Every line holding the string "What" should be gathered.

Collection entries:

--------------------------------

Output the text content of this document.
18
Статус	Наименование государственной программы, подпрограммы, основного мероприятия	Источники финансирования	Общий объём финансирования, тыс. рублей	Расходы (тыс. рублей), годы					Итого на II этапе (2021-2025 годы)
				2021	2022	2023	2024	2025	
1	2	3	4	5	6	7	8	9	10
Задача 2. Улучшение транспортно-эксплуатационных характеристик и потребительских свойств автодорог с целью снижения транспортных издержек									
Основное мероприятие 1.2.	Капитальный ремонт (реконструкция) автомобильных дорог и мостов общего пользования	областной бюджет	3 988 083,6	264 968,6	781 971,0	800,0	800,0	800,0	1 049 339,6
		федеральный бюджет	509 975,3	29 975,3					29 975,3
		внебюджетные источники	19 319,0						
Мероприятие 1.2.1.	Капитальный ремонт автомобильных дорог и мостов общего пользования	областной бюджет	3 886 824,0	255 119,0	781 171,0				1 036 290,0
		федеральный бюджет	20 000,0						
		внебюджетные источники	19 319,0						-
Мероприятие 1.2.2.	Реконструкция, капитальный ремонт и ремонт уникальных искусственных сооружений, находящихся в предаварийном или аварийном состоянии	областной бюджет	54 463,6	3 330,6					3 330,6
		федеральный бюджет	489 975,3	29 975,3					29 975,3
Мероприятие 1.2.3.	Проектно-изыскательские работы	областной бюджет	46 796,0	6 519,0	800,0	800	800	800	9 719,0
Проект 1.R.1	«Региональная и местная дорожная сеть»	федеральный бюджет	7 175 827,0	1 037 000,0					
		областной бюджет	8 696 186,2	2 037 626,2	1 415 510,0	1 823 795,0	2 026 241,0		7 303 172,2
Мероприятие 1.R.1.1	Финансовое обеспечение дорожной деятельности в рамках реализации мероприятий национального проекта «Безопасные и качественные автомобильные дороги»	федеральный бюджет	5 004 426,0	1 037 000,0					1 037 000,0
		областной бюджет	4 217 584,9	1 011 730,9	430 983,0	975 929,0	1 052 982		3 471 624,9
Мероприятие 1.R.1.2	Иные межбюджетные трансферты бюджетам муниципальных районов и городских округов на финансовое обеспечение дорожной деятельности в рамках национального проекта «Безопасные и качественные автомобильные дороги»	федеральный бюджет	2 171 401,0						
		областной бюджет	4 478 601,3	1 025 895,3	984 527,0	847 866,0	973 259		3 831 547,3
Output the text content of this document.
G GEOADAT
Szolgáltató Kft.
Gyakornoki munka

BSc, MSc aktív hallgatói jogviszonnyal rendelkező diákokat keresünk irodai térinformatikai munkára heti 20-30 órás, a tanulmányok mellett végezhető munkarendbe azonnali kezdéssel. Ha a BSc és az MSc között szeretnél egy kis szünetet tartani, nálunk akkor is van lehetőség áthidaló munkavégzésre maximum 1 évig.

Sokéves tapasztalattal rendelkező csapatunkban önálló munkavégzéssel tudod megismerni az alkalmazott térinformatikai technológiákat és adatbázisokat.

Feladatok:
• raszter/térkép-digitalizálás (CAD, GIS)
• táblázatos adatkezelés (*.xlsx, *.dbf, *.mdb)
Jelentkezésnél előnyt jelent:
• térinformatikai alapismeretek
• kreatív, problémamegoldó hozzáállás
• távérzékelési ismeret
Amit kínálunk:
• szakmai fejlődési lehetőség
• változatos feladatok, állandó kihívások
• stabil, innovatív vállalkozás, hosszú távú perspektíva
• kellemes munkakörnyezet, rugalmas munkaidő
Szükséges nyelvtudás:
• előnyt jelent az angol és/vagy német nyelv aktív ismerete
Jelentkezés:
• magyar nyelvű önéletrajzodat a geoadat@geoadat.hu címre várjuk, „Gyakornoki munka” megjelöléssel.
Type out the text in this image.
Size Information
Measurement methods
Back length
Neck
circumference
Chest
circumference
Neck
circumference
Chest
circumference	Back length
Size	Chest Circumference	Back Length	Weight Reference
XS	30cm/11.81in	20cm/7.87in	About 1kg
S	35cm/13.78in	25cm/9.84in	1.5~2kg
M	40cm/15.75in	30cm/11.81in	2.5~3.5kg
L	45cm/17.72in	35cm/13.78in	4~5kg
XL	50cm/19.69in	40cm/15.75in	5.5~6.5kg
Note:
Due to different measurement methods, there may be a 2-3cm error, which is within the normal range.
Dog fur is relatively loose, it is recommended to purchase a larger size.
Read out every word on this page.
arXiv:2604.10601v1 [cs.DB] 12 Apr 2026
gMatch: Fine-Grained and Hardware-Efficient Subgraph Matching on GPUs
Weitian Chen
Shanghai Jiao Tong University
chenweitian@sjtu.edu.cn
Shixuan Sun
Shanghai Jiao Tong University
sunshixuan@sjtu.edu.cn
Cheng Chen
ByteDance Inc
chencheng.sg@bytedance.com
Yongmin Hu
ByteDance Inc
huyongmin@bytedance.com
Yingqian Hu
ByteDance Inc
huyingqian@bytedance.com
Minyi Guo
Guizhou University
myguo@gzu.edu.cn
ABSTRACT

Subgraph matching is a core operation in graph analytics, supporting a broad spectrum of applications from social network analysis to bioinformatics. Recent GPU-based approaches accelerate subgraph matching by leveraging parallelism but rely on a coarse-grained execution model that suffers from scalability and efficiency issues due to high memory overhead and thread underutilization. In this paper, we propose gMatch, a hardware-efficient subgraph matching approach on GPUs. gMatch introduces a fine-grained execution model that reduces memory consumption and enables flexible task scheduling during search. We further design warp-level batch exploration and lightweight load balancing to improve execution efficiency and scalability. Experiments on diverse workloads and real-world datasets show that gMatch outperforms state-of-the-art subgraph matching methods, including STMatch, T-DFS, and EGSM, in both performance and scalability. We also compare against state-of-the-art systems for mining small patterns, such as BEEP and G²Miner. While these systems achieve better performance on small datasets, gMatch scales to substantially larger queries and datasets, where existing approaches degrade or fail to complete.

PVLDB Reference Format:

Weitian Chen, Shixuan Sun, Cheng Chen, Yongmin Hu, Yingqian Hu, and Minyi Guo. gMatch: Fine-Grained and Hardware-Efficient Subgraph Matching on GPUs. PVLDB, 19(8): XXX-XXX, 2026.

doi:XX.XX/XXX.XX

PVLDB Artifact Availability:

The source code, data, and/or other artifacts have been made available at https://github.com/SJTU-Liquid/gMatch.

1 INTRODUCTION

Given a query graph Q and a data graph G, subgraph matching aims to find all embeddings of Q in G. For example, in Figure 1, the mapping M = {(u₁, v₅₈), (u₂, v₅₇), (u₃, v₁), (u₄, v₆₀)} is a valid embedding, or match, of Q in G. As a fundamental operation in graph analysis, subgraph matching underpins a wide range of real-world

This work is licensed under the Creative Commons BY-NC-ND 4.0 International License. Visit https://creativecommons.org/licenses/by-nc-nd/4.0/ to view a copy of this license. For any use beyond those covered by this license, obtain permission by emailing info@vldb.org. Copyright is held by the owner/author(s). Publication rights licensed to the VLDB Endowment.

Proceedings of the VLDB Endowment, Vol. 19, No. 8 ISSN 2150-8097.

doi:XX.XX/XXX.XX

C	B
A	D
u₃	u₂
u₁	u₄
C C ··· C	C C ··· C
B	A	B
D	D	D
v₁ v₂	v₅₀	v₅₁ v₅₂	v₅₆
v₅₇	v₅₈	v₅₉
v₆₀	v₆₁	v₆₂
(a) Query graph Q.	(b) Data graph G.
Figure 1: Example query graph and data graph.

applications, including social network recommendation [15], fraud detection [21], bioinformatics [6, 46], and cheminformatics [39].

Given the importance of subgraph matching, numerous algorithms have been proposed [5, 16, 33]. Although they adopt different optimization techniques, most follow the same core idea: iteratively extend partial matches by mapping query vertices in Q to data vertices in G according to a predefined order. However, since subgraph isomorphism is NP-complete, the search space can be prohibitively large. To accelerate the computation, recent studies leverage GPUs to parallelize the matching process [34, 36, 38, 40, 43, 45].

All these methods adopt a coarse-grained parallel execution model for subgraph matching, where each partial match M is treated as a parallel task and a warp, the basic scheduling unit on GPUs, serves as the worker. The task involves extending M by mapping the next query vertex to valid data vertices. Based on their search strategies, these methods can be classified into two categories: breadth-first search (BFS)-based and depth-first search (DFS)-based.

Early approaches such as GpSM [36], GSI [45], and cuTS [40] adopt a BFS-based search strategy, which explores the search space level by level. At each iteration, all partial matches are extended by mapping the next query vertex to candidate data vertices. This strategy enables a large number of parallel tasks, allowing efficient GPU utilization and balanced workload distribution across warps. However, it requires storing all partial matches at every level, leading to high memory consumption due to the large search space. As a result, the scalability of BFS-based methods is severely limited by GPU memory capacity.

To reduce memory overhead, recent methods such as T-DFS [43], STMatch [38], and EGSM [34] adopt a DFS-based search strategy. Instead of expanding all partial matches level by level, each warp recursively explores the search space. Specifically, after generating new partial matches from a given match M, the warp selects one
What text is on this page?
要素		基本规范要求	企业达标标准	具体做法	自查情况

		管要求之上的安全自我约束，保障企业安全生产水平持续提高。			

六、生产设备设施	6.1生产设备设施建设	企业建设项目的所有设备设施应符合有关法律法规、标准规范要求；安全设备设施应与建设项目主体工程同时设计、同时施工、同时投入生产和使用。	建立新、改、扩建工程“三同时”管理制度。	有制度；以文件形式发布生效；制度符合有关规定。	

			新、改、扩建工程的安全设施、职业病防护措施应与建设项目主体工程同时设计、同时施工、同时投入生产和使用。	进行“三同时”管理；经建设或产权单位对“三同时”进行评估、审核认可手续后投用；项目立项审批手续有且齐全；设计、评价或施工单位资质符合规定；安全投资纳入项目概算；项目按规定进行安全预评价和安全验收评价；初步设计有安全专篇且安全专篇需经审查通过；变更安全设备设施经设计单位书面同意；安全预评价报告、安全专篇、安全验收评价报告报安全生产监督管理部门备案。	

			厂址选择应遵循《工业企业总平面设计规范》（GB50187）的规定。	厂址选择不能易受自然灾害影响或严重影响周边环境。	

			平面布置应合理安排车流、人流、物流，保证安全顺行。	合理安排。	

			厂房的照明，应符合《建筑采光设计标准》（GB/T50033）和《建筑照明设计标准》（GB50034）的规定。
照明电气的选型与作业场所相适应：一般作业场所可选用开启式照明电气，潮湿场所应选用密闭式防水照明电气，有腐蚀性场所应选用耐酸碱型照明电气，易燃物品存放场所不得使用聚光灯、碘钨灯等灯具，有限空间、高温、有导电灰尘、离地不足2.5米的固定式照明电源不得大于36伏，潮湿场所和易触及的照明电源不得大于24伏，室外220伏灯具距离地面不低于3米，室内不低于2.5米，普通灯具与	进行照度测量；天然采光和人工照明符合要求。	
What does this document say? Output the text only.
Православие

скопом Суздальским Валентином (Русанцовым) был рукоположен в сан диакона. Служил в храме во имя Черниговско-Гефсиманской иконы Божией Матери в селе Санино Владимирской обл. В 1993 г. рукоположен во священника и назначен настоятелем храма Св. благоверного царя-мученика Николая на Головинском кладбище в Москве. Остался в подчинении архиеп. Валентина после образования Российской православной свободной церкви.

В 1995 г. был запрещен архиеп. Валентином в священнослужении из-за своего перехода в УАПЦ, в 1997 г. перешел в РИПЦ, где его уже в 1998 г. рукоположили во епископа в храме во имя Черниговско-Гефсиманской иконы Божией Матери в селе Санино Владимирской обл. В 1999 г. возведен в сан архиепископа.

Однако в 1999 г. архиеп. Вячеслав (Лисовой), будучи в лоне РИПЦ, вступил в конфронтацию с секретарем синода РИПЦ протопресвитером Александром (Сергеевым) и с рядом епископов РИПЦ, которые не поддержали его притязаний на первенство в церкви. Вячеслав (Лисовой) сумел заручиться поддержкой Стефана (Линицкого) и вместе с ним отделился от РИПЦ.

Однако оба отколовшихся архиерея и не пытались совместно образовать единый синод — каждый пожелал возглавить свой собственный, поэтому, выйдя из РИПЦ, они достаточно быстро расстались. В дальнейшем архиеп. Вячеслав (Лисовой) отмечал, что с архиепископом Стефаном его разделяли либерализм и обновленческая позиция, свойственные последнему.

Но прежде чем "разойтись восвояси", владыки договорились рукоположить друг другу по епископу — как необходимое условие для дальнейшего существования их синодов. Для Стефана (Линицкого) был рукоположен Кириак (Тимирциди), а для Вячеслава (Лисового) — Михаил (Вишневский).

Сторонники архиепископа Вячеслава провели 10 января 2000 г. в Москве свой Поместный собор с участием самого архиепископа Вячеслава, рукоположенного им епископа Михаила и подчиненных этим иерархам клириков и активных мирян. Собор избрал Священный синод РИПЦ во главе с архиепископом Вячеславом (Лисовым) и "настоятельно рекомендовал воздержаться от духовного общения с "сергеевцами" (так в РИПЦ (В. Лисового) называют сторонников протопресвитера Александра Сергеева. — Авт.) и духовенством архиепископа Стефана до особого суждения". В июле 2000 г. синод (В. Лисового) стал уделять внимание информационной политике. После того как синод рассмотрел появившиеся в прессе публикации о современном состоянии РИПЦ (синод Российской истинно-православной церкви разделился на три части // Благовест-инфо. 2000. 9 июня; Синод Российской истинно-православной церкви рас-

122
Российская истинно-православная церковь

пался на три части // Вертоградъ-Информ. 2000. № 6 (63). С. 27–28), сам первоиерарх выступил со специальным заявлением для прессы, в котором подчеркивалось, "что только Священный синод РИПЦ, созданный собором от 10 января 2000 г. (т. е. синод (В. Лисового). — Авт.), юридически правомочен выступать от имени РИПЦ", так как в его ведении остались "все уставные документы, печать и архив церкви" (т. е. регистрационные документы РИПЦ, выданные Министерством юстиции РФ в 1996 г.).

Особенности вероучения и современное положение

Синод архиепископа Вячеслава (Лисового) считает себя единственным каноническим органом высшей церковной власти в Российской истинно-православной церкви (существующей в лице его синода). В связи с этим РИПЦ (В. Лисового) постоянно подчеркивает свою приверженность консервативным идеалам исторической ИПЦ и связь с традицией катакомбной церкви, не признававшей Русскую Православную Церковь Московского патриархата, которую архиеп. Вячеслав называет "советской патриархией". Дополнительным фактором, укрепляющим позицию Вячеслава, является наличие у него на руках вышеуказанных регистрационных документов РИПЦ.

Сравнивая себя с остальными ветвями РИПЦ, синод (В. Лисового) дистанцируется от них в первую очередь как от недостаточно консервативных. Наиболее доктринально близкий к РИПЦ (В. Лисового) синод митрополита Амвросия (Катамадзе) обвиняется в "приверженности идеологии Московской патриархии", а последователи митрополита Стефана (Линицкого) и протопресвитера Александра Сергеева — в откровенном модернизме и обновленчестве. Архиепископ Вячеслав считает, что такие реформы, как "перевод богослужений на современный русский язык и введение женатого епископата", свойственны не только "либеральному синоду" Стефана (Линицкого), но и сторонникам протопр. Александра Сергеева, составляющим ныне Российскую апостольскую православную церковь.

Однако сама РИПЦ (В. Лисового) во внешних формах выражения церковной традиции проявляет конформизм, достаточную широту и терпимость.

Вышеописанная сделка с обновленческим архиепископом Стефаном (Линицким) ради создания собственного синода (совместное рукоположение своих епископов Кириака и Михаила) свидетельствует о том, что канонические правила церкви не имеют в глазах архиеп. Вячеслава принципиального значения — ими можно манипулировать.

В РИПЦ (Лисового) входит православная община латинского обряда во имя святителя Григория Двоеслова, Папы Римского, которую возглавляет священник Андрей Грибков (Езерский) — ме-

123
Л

--------------------------------

* _ANSWER TO THIS PROBLEM_
What text is on this page?
What does this document say? Output the text only.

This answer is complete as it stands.